Do this
Set down each line of the data below exactly as it stands, dropping the pictures.

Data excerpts
[start]

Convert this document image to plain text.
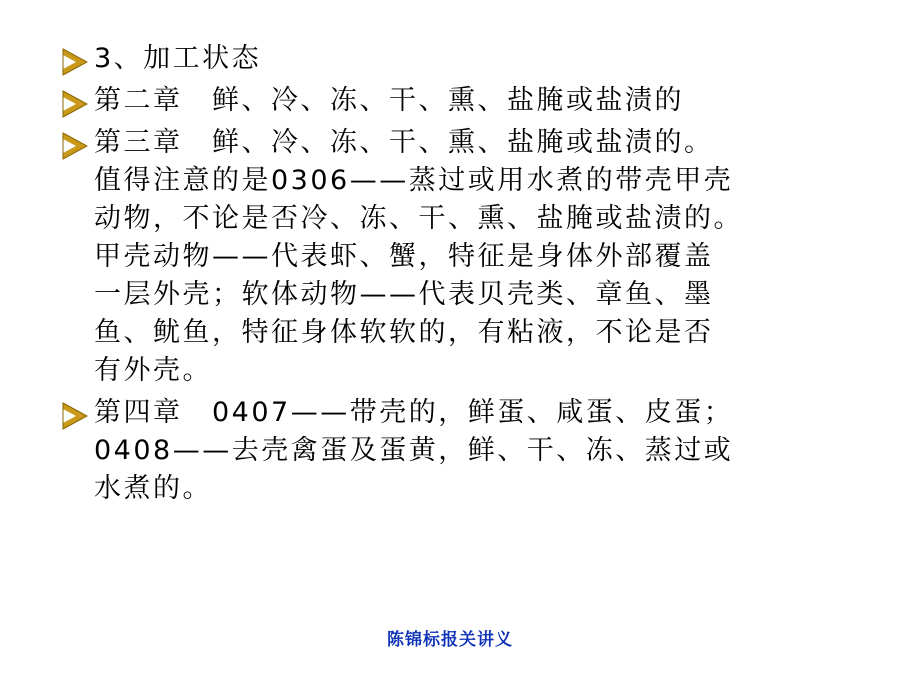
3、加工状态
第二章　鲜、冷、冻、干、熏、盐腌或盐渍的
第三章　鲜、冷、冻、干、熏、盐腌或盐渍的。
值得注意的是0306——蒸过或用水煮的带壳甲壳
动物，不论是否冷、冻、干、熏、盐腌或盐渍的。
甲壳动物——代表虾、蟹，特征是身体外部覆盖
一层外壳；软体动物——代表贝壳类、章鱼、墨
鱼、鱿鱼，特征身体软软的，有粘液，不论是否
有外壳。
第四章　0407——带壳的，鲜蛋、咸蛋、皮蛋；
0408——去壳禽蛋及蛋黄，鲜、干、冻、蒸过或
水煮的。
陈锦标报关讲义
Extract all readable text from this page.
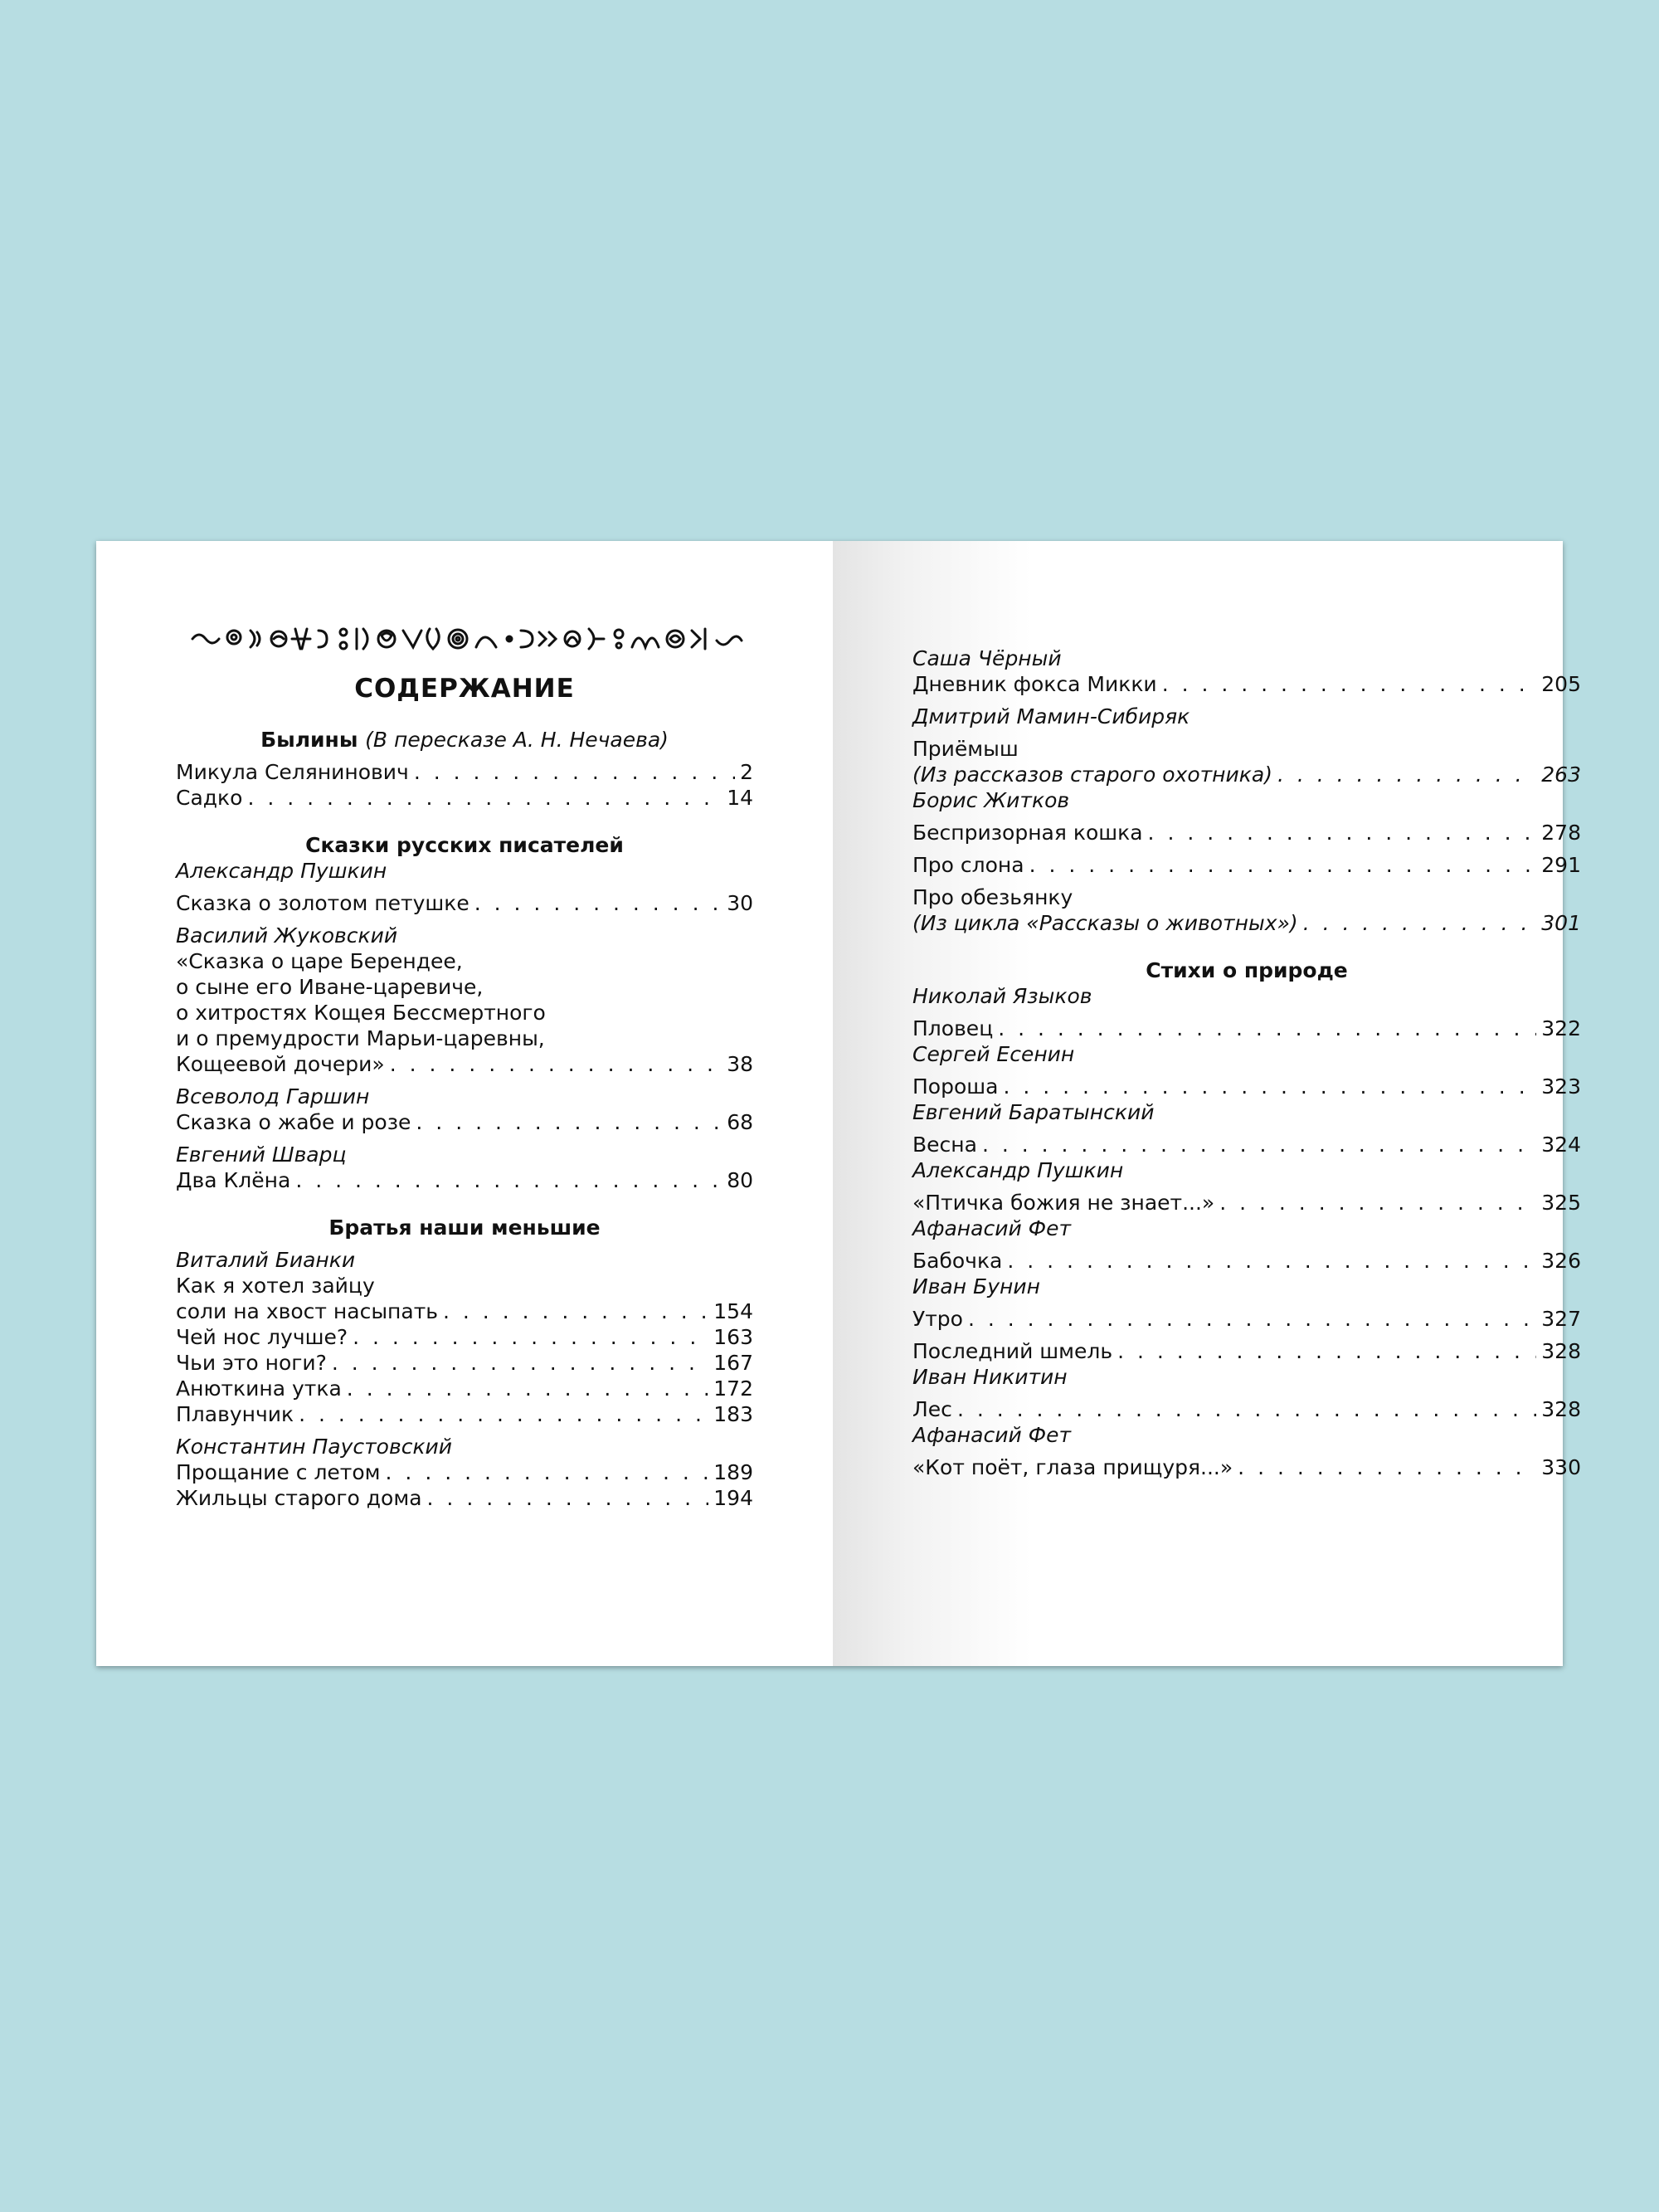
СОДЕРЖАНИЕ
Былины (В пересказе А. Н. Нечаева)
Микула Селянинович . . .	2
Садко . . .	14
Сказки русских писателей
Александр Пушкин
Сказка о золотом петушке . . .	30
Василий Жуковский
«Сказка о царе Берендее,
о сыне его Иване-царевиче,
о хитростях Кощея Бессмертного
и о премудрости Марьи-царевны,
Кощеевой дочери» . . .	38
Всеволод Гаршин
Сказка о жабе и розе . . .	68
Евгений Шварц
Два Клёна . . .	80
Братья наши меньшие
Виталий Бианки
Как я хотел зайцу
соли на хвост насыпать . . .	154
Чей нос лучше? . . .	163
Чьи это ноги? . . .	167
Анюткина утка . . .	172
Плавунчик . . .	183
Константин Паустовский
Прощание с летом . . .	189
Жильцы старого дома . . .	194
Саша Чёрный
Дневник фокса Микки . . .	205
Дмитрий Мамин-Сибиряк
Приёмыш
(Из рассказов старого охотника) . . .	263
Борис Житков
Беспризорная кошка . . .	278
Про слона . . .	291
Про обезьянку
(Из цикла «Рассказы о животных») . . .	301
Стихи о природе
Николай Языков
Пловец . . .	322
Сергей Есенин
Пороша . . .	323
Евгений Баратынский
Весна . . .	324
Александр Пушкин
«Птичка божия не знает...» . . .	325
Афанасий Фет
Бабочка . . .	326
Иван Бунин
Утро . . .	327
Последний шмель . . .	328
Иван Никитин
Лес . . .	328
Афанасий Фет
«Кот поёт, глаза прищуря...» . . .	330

[end]

Solved problem
Convert this document image to plain text.
3、加工状态
第二章　鲜、冷、冻、干、熏、盐腌或盐渍的
第三章　鲜、冷、冻、干、熏、盐腌或盐渍的。
值得注意的是0306——蒸过或用水煮的带壳甲壳
动物，不论是否冷、冻、干、熏、盐腌或盐渍的。
甲壳动物——代表虾、蟹，特征是身体外部覆盖
一层外壳；软体动物——代表贝壳类、章鱼、墨
鱼、鱿鱼，特征身体软软的，有粘液，不论是否
有外壳。
第四章　0407——带壳的，鲜蛋、咸蛋、皮蛋；
0408——去壳禽蛋及蛋黄，鲜、干、冻、蒸过或
水煮的。
陈锦标报关讲义
Extract all readable text from this page.
СОДЕРЖАНИЕ
Былины (В пересказе А. Н. Нечаева)
Микула Селянинович . . .	2
Садко . . .	14
Сказки русских писателей
Александр Пушкин
Сказка о золотом петушке . . .	30
Василий Жуковский
«Сказка о царе Берендее,
о сыне его Иване-царевиче,
о хитростях Кощея Бессмертного
и о премудрости Марьи-царевны,
Кощеевой дочери» . . .	38
Всеволод Гаршин
Сказка о жабе и розе . . .	68
Евгений Шварц
Два Клёна . . .	80
Братья наши меньшие
Виталий Бианки
Как я хотел зайцу
соли на хвост насыпать . . .	154
Чей нос лучше? . . .	163
Чьи это ноги? . . .	167
Анюткина утка . . .	172
Плавунчик . . .	183
Константин Паустовский
Прощание с летом . . .	189
Жильцы старого дома . . .	194
Саша Чёрный
Дневник фокса Микки . . .	205
Дмитрий Мамин-Сибиряк
Приёмыш
(Из рассказов старого охотника) . . .	263
Борис Житков
Беспризорная кошка . . .	278
Про слона . . .	291
Про обезьянку
(Из цикла «Рассказы о животных») . . .	301
Стихи о природе
Николай Языков
Пловец . . .	322
Сергей Есенин
Пороша . . .	323
Евгений Баратынский
Весна . . .	324
Александр Пушкин
«Птичка божия не знает...» . . .	325
Афанасий Фет
Бабочка . . .	326
Иван Бунин
Утро . . .	327
Последний шмель . . .	328
Иван Никитин
Лес . . .	328
Афанасий Фет
«Кот поёт, глаза прищуря...» . . .	330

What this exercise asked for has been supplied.